- EXERCISE TASK -
Your task is to restate the data word for word.

(Entries from a dataset)
^^^^^^^^

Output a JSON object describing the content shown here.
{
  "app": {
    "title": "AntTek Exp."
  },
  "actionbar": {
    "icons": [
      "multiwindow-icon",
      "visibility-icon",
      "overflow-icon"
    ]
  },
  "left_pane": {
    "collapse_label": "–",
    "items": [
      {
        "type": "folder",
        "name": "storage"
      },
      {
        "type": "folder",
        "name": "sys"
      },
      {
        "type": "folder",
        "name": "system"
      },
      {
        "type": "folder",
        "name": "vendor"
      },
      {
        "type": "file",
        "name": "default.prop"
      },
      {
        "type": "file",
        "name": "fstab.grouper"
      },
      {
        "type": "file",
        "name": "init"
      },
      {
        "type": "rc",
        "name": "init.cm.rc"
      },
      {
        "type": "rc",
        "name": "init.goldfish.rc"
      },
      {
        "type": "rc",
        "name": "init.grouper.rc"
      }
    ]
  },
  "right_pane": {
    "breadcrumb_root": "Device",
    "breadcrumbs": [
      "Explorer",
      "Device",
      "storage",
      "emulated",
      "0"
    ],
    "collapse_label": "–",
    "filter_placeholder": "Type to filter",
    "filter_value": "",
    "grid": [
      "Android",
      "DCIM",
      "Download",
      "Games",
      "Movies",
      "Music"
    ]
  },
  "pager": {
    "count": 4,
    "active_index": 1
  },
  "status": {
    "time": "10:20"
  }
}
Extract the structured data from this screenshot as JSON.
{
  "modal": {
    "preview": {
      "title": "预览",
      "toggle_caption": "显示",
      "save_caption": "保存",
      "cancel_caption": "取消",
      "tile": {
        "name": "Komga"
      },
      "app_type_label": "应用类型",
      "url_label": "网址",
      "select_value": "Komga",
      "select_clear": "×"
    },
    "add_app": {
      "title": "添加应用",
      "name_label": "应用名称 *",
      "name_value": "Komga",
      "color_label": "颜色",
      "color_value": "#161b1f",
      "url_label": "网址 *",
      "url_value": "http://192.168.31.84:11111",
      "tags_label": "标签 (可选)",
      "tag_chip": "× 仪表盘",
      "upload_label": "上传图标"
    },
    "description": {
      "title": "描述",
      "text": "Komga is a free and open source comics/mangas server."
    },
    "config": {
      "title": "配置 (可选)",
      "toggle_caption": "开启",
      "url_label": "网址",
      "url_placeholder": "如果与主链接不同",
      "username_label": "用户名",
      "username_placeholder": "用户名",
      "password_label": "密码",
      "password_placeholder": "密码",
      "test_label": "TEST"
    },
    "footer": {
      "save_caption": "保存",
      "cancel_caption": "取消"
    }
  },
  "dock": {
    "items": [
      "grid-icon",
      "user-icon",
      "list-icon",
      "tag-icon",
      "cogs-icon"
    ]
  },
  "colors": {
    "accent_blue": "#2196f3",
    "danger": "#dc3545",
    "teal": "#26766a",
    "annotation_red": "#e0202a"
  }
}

^^^^^^^^

- PROBLEM SOLUTION -
Output a JSON object describing the content shown here.
{
  "app": {
    "title": "AntTek Exp."
  },
  "actionbar": {
    "icons": [
      "multiwindow-icon",
      "visibility-icon",
      "overflow-icon"
    ]
  },
  "left_pane": {
    "collapse_label": "–",
    "items": [
      {
        "type": "folder",
        "name": "storage"
      },
      {
        "type": "folder",
        "name": "sys"
      },
      {
        "type": "folder",
        "name": "system"
      },
      {
        "type": "folder",
        "name": "vendor"
      },
      {
        "type": "file",
        "name": "default.prop"
      },
      {
        "type": "file",
        "name": "fstab.grouper"
      },
      {
        "type": "file",
        "name": "init"
      },
      {
        "type": "rc",
        "name": "init.cm.rc"
      },
      {
        "type": "rc",
        "name": "init.goldfish.rc"
      },
      {
        "type": "rc",
        "name": "init.grouper.rc"
      }
    ]
  },
  "right_pane": {
    "breadcrumb_root": "Device",
    "breadcrumbs": [
      "Explorer",
      "Device",
      "storage",
      "emulated",
      "0"
    ],
    "collapse_label": "–",
    "filter_placeholder": "Type to filter",
    "filter_value": "",
    "grid": [
      "Android",
      "DCIM",
      "Download",
      "Games",
      "Movies",
      "Music"
    ]
  },
  "pager": {
    "count": 4,
    "active_index": 1
  },
  "status": {
    "time": "10:20"
  }
}
Extract the structured data from this screenshot as JSON.
{
  "modal": {
    "preview": {
      "title": "预览",
      "toggle_caption": "显示",
      "save_caption": "保存",
      "cancel_caption": "取消",
      "tile": {
        "name": "Komga"
      },
      "app_type_label": "应用类型",
      "url_label": "网址",
      "select_value": "Komga",
      "select_clear": "×"
    },
    "add_app": {
      "title": "添加应用",
      "name_label": "应用名称 *",
      "name_value": "Komga",
      "color_label": "颜色",
      "color_value": "#161b1f",
      "url_label": "网址 *",
      "url_value": "http://192.168.31.84:11111",
      "tags_label": "标签 (可选)",
      "tag_chip": "× 仪表盘",
      "upload_label": "上传图标"
    },
    "description": {
      "title": "描述",
      "text": "Komga is a free and open source comics/mangas server."
    },
    "config": {
      "title": "配置 (可选)",
      "toggle_caption": "开启",
      "url_label": "网址",
      "url_placeholder": "如果与主链接不同",
      "username_label": "用户名",
      "username_placeholder": "用户名",
      "password_label": "密码",
      "password_placeholder": "密码",
      "test_label": "TEST"
    },
    "footer": {
      "save_caption": "保存",
      "cancel_caption": "取消"
    }
  },
  "dock": {
    "items": [
      "grid-icon",
      "user-icon",
      "list-icon",
      "tag-icon",
      "cogs-icon"
    ]
  },
  "colors": {
    "accent_blue": "#2196f3",
    "danger": "#dc3545",
    "teal": "#26766a",
    "annotation_red": "#e0202a"
  }
}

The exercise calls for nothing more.